§ **WHAT YOU SHOULD DO**: Copy every line in the records below that contains the word "other".

§ **EXTRACTED RECORDS**:
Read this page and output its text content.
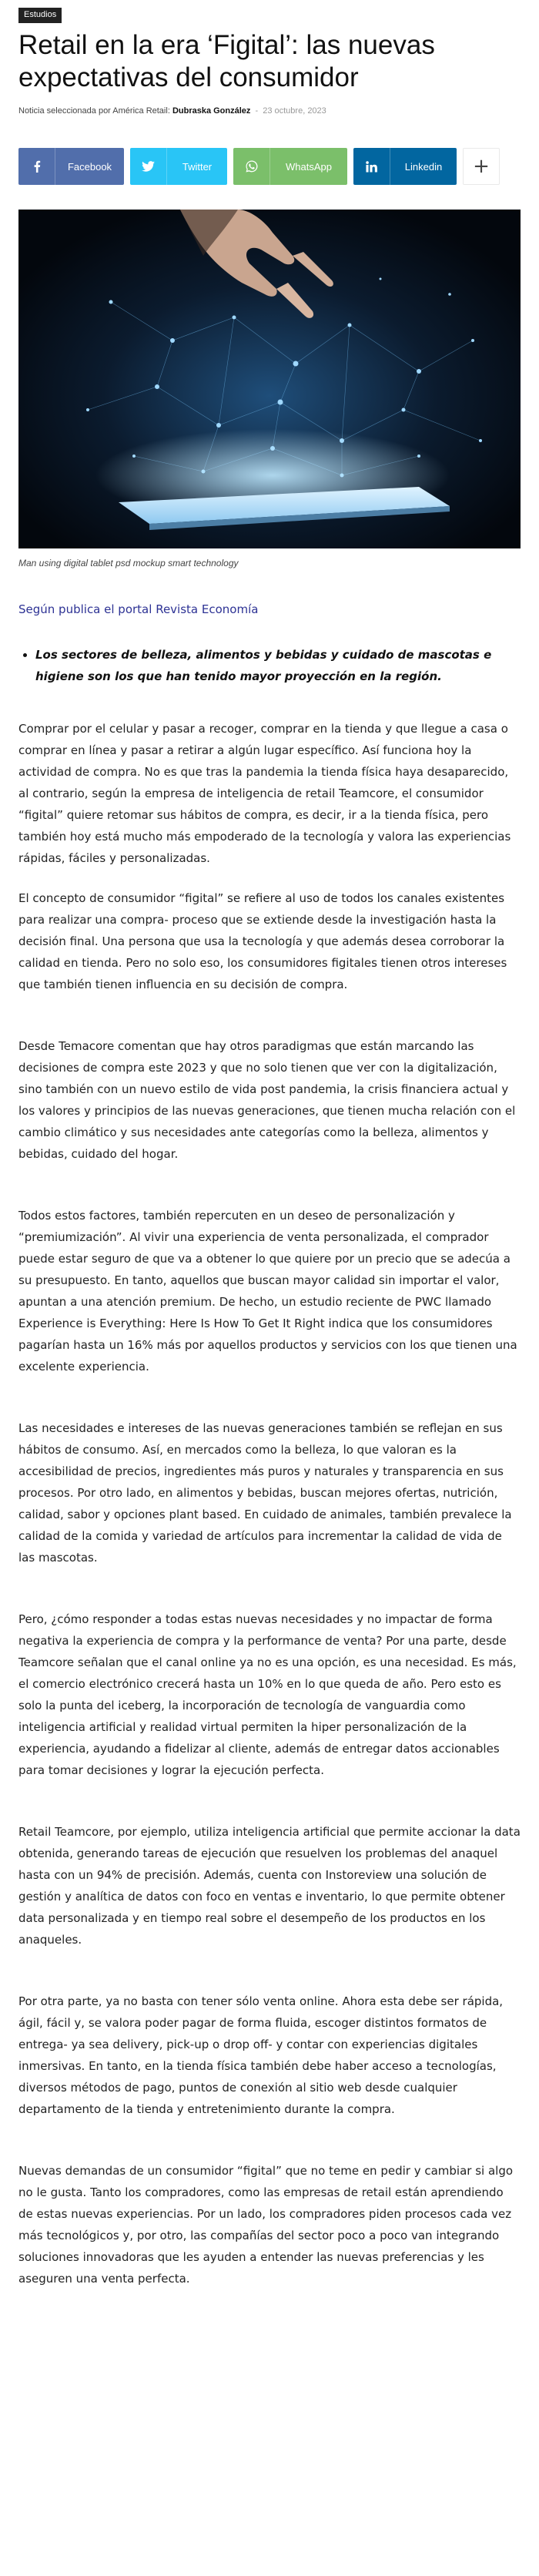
Estudios
Retail en la era ‘Figital’: las nuevas expectativas del consumidor
Noticia seleccionada por América Retail: Dubraska González - 23 octubre, 2023
Facebook	Twitter	WhatsApp	Linkedin	+
Man using digital tablet psd mockup smart technology

Según publica el portal Revista Economía

• Los sectores de belleza, alimentos y bebidas y cuidado de mascotas e higiene son los que han tenido mayor proyección en la región.

Comprar por el celular y pasar a recoger, comprar en la tienda y que llegue a casa o comprar en línea y pasar a retirar a algún lugar específico. Así funciona hoy la actividad de compra. No es que tras la pandemia la tienda física haya desaparecido, al contrario, según la empresa de inteligencia de retail Teamcore, el consumidor “figital” quiere retomar sus hábitos de compra, es decir, ir a la tienda física, pero también hoy está mucho más empoderado de la tecnología y valora las experiencias rápidas, fáciles y personalizadas.

El concepto de consumidor “figital” se refiere al uso de todos los canales existentes para realizar una compra- proceso que se extiende desde la investigación hasta la decisión final. Una persona que usa la tecnología y que además desea corroborar la calidad en tienda. Pero no solo eso, los consumidores figitales tienen otros intereses que también tienen influencia en su decisión de compra.

Desde Temacore comentan que hay otros paradigmas que están marcando las decisiones de compra este 2023 y que no solo tienen que ver con la digitalización, sino también con un nuevo estilo de vida post pandemia, la crisis financiera actual y los valores y principios de las nuevas generaciones, que tienen mucha relación con el cambio climático y sus necesidades ante categorías como la belleza, alimentos y bebidas, cuidado del hogar.

Todos estos factores, también repercuten en un deseo de personalización y “premiumización”. Al vivir una experiencia de venta personalizada, el comprador puede estar seguro de que va a obtener lo que quiere por un precio que se adecúa a su presupuesto. En tanto, aquellos que buscan mayor calidad sin importar el valor, apuntan a una atención premium. De hecho, un estudio reciente de PWC llamado Experience is Everything: Here Is How To Get It Right indica que los consumidores pagarían hasta un 16% más por aquellos productos y servicios con los que tienen una excelente experiencia.

Las necesidades e intereses de las nuevas generaciones también se reflejan en sus hábitos de consumo. Así, en mercados como la belleza, lo que valoran es la accesibilidad de precios, ingredientes más puros y naturales y transparencia en sus procesos. Por otro lado, en alimentos y bebidas, buscan mejores ofertas, nutrición, calidad, sabor y opciones plant based. En cuidado de animales, también prevalece la calidad de la comida y variedad de artículos para incrementar la calidad de vida de las mascotas.

Pero, ¿cómo responder a todas estas nuevas necesidades y no impactar de forma negativa la experiencia de compra y la performance de venta? Por una parte, desde Teamcore señalan que el canal online ya no es una opción, es una necesidad. Es más, el comercio electrónico crecerá hasta un 10% en lo que queda de año. Pero esto es solo la punta del iceberg, la incorporación de tecnología de vanguardia como inteligencia artificial y realidad virtual permiten la hiper personalización de la experiencia, ayudando a fidelizar al cliente, además de entregar datos accionables para tomar decisiones y lograr la ejecución perfecta.

Retail Teamcore, por ejemplo, utiliza inteligencia artificial que permite accionar la data obtenida, generando tareas de ejecución que resuelven los problemas del anaquel hasta con un 94% de precisión. Además, cuenta con Instoreview una solución de gestión y analítica de datos con foco en ventas e inventario, lo que permite obtener data personalizada y en tiempo real sobre el desempeño de los productos en los anaqueles.

Por otra parte, ya no basta con tener sólo venta online. Ahora esta debe ser rápida, ágil, fácil y, se valora poder pagar de forma fluida, escoger distintos formatos de entrega- ya sea delivery, pick-up o drop off- y contar con experiencias digitales inmersivas. En tanto, en la tienda física también debe haber acceso a tecnologías, diversos métodos de pago, puntos de conexión al sitio web desde cualquier departamento de la tienda y entretenimiento durante la compra.

Nuevas demandas de un consumidor “figital” que no teme en pedir y cambiar si algo no le gusta. Tanto los compradores, como las empresas de retail están aprendiendo de estas nuevas experiencias. Por un lado, los compradores piden procesos cada vez más tecnológicos y, por otro, las compañías del sector poco a poco van integrando soluciones innovadoras que les ayuden a entender las nuevas preferencias y les aseguren una venta perfecta.
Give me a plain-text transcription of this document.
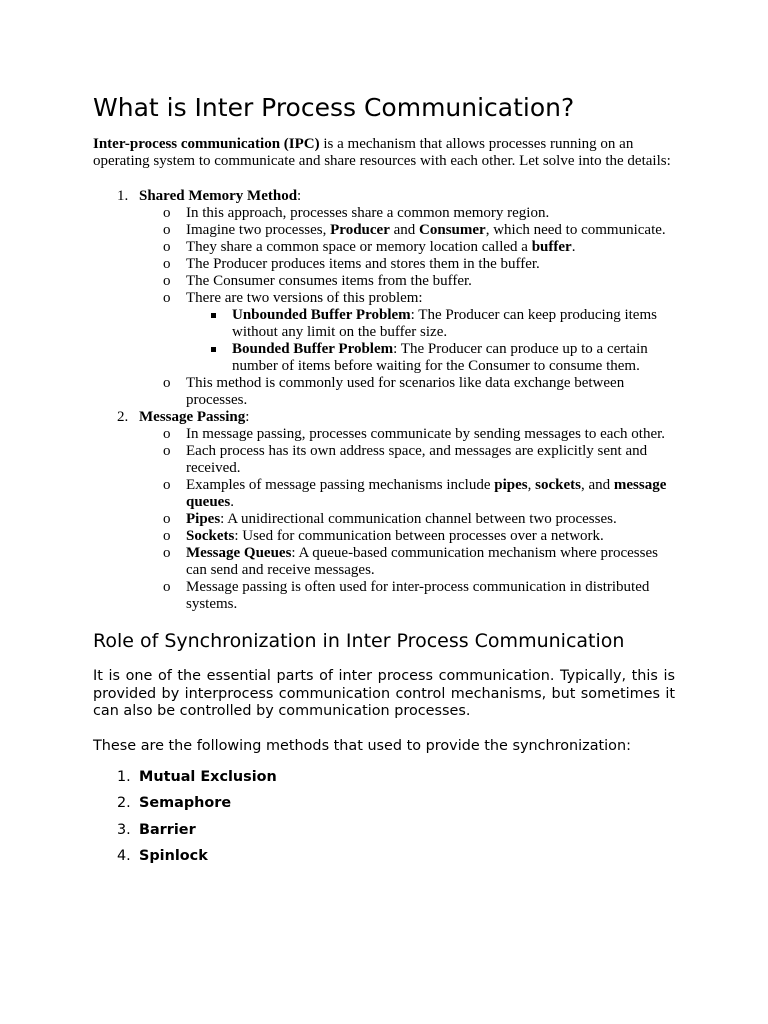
What is Inter Process Communication?

Inter-process communication (IPC) is a mechanism that allows processes running on an operating system to communicate and share resources with each other. Let solve into the details:

1. Shared Memory Method:
o In this approach, processes share a common memory region.
o Imagine two processes, Producer and Consumer, which need to communicate.
o They share a common space or memory location called a buffer.
o The Producer produces items and stores them in the buffer.
o The Consumer consumes items from the buffer.
o There are two versions of this problem:
Unbounded Buffer Problem: The Producer can keep producing items without any limit on the buffer size.
Bounded Buffer Problem: The Producer can produce up to a certain number of items before waiting for the Consumer to consume them.
o This method is commonly used for scenarios like data exchange between processes.
2. Message Passing:
o In message passing, processes communicate by sending messages to each other.
o Each process has its own address space, and messages are explicitly sent and received.
o Examples of message passing mechanisms include pipes, sockets, and message queues.
o Pipes: A unidirectional communication channel between two processes.
o Sockets: Used for communication between processes over a network.
o Message Queues: A queue-based communication mechanism where processes can send and receive messages.
o Message passing is often used for inter-process communication in distributed systems.
Role of Synchronization in Inter Process Communication

It is one of the essential parts of inter process communication. Typically, this is provided by interprocess communication control mechanisms, but sometimes it can also be controlled by communication processes.

These are the following methods that used to provide the synchronization:

1. Mutual Exclusion
2. Semaphore
3. Barrier
4. Spinlock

§ **IN RESPONSE**:
Inter-process communication (IPC) is a mechanism that allows processes running on an operating system to communicate and share resources with each other. Let solve into the details:
o In message passing, processes communicate by sending messages to each other.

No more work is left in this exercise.